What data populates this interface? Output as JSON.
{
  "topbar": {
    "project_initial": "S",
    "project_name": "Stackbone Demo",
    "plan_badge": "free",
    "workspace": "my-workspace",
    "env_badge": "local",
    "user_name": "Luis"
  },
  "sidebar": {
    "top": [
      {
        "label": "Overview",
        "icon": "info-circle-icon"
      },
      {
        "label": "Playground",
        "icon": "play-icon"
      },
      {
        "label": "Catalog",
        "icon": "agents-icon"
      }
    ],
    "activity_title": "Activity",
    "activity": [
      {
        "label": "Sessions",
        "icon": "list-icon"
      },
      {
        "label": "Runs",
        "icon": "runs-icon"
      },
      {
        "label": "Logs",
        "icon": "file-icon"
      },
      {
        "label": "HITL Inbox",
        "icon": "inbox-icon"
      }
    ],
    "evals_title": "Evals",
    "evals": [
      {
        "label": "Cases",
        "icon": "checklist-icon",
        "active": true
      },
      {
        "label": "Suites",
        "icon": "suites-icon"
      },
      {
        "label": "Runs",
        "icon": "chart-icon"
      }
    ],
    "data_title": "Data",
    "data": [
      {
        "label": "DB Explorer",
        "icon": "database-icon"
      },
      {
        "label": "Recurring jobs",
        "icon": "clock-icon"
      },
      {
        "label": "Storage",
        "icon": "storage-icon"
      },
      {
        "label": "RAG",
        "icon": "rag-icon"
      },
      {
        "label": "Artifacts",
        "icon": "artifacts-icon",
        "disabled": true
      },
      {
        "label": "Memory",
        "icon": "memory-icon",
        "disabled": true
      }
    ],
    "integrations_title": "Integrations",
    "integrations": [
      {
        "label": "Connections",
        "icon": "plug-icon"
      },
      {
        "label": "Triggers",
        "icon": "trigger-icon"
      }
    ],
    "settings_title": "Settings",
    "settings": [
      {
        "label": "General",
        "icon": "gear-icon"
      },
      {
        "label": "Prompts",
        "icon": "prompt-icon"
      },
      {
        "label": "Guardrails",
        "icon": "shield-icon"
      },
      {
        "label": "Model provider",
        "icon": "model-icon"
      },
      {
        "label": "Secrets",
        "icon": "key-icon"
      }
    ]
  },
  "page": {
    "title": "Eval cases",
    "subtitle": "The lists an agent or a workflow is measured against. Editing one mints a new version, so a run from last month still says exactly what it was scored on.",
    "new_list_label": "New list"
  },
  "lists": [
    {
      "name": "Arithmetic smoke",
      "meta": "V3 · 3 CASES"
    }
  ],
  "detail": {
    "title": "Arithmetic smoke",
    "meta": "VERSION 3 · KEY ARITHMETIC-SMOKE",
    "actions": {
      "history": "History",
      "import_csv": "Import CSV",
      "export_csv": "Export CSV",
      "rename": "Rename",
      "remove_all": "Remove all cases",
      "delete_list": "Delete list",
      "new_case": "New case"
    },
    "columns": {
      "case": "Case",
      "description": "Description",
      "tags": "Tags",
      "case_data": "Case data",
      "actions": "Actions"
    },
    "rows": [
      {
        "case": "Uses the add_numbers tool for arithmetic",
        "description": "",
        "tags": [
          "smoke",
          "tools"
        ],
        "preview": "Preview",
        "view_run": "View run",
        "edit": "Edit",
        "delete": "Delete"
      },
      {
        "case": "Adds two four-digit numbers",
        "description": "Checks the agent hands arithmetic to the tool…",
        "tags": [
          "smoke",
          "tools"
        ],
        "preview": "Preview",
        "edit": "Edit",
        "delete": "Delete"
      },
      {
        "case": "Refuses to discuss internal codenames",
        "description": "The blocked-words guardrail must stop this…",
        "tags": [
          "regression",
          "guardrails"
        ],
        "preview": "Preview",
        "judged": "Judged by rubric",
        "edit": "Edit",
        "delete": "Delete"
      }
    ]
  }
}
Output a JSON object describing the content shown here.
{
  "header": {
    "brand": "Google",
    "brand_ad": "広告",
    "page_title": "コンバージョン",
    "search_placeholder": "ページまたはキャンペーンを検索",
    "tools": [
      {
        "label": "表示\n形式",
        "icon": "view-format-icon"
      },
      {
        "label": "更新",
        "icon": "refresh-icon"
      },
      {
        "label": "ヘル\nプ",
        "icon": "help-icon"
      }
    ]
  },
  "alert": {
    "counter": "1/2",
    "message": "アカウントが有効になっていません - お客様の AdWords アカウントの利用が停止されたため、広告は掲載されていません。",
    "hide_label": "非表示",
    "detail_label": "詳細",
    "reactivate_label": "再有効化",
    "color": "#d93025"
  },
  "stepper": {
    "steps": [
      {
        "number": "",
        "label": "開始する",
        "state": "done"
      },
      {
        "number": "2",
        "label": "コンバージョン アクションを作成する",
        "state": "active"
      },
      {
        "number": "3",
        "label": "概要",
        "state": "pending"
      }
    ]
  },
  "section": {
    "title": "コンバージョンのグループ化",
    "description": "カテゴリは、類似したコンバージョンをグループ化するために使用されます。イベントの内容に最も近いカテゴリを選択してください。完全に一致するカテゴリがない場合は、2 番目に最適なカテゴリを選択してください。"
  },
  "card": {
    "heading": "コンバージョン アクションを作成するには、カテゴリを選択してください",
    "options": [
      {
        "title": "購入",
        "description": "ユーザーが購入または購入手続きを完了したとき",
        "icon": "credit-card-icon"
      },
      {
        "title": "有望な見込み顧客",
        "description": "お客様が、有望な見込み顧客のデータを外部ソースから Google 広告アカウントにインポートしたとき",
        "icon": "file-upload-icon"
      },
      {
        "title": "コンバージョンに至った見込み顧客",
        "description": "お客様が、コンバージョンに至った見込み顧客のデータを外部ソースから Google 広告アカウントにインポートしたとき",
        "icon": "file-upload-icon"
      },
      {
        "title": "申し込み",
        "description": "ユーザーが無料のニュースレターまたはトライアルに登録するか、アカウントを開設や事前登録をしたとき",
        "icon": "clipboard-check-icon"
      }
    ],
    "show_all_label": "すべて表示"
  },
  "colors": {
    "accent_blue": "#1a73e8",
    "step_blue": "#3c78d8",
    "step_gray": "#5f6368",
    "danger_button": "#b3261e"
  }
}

_Exercise details_. Reproduce the data, keeping every line exactly the same.

_In response_.
What data populates this interface? Output as JSON.
{
  "topbar": {
    "project_initial": "S",
    "project_name": "Stackbone Demo",
    "plan_badge": "free",
    "workspace": "my-workspace",
    "env_badge": "local",
    "user_name": "Luis"
  },
  "sidebar": {
    "top": [
      {
        "label": "Overview",
        "icon": "info-circle-icon"
      },
      {
        "label": "Playground",
        "icon": "play-icon"
      },
      {
        "label": "Catalog",
        "icon": "agents-icon"
      }
    ],
    "activity_title": "Activity",
    "activity": [
      {
        "label": "Sessions",
        "icon": "list-icon"
      },
      {
        "label": "Runs",
        "icon": "runs-icon"
      },
      {
        "label": "Logs",
        "icon": "file-icon"
      },
      {
        "label": "HITL Inbox",
        "icon": "inbox-icon"
      }
    ],
    "evals_title": "Evals",
    "evals": [
      {
        "label": "Cases",
        "icon": "checklist-icon",
        "active": true
      },
      {
        "label": "Suites",
        "icon": "suites-icon"
      },
      {
        "label": "Runs",
        "icon": "chart-icon"
      }
    ],
    "data_title": "Data",
    "data": [
      {
        "label": "DB Explorer",
        "icon": "database-icon"
      },
      {
        "label": "Recurring jobs",
        "icon": "clock-icon"
      },
      {
        "label": "Storage",
        "icon": "storage-icon"
      },
      {
        "label": "RAG",
        "icon": "rag-icon"
      },
      {
        "label": "Artifacts",
        "icon": "artifacts-icon",
        "disabled": true
      },
      {
        "label": "Memory",
        "icon": "memory-icon",
        "disabled": true
      }
    ],
    "integrations_title": "Integrations",
    "integrations": [
      {
        "label": "Connections",
        "icon": "plug-icon"
      },
      {
        "label": "Triggers",
        "icon": "trigger-icon"
      }
    ],
    "settings_title": "Settings",
    "settings": [
      {
        "label": "General",
        "icon": "gear-icon"
      },
      {
        "label": "Prompts",
        "icon": "prompt-icon"
      },
      {
        "label": "Guardrails",
        "icon": "shield-icon"
      },
      {
        "label": "Model provider",
        "icon": "model-icon"
      },
      {
        "label": "Secrets",
        "icon": "key-icon"
      }
    ]
  },
  "page": {
    "title": "Eval cases",
    "subtitle": "The lists an agent or a workflow is measured against. Editing one mints a new version, so a run from last month still says exactly what it was scored on.",
    "new_list_label": "New list"
  },
  "lists": [
    {
      "name": "Arithmetic smoke",
      "meta": "V3 · 3 CASES"
    }
  ],
  "detail": {
    "title": "Arithmetic smoke",
    "meta": "VERSION 3 · KEY ARITHMETIC-SMOKE",
    "actions": {
      "history": "History",
      "import_csv": "Import CSV",
      "export_csv": "Export CSV",
      "rename": "Rename",
      "remove_all": "Remove all cases",
      "delete_list": "Delete list",
      "new_case": "New case"
    },
    "columns": {
      "case": "Case",
      "description": "Description",
      "tags": "Tags",
      "case_data": "Case data",
      "actions": "Actions"
    },
    "rows": [
      {
        "case": "Uses the add_numbers tool for arithmetic",
        "description": "",
        "tags": [
          "smoke",
          "tools"
        ],
        "preview": "Preview",
        "view_run": "View run",
        "edit": "Edit",
        "delete": "Delete"
      },
      {
        "case": "Adds two four-digit numbers",
        "description": "Checks the agent hands arithmetic to the tool…",
        "tags": [
          "smoke",
          "tools"
        ],
        "preview": "Preview",
        "edit": "Edit",
        "delete": "Delete"
      },
      {
        "case": "Refuses to discuss internal codenames",
        "description": "The blocked-words guardrail must stop this…",
        "tags": [
          "regression",
          "guardrails"
        ],
        "preview": "Preview",
        "judged": "Judged by rubric",
        "edit": "Edit",
        "delete": "Delete"
      }
    ]
  }
}
Output a JSON object describing the content shown here.
{
  "header": {
    "brand": "Google",
    "brand_ad": "広告",
    "page_title": "コンバージョン",
    "search_placeholder": "ページまたはキャンペーンを検索",
    "tools": [
      {
        "label": "表示\n形式",
        "icon": "view-format-icon"
      },
      {
        "label": "更新",
        "icon": "refresh-icon"
      },
      {
        "label": "ヘル\nプ",
        "icon": "help-icon"
      }
    ]
  },
  "alert": {
    "counter": "1/2",
    "message": "アカウントが有効になっていません - お客様の AdWords アカウントの利用が停止されたため、広告は掲載されていません。",
    "hide_label": "非表示",
    "detail_label": "詳細",
    "reactivate_label": "再有効化",
    "color": "#d93025"
  },
  "stepper": {
    "steps": [
      {
        "number": "",
        "label": "開始する",
        "state": "done"
      },
      {
        "number": "2",
        "label": "コンバージョン アクションを作成する",
        "state": "active"
      },
      {
        "number": "3",
        "label": "概要",
        "state": "pending"
      }
    ]
  },
  "section": {
    "title": "コンバージョンのグループ化",
    "description": "カテゴリは、類似したコンバージョンをグループ化するために使用されます。イベントの内容に最も近いカテゴリを選択してください。完全に一致するカテゴリがない場合は、2 番目に最適なカテゴリを選択してください。"
  },
  "card": {
    "heading": "コンバージョン アクションを作成するには、カテゴリを選択してください",
    "options": [
      {
        "title": "購入",
        "description": "ユーザーが購入または購入手続きを完了したとき",
        "icon": "credit-card-icon"
      },
      {
        "title": "有望な見込み顧客",
        "description": "お客様が、有望な見込み顧客のデータを外部ソースから Google 広告アカウントにインポートしたとき",
        "icon": "file-upload-icon"
      },
      {
        "title": "コンバージョンに至った見込み顧客",
        "description": "お客様が、コンバージョンに至った見込み顧客のデータを外部ソースから Google 広告アカウントにインポートしたとき",
        "icon": "file-upload-icon"
      },
      {
        "title": "申し込み",
        "description": "ユーザーが無料のニュースレターまたはトライアルに登録するか、アカウントを開設や事前登録をしたとき",
        "icon": "clipboard-check-icon"
      }
    ],
    "show_all_label": "すべて表示"
  },
  "colors": {
    "accent_blue": "#1a73e8",
    "step_blue": "#3c78d8",
    "step_gray": "#5f6368",
    "danger_button": "#b3261e"
  }
}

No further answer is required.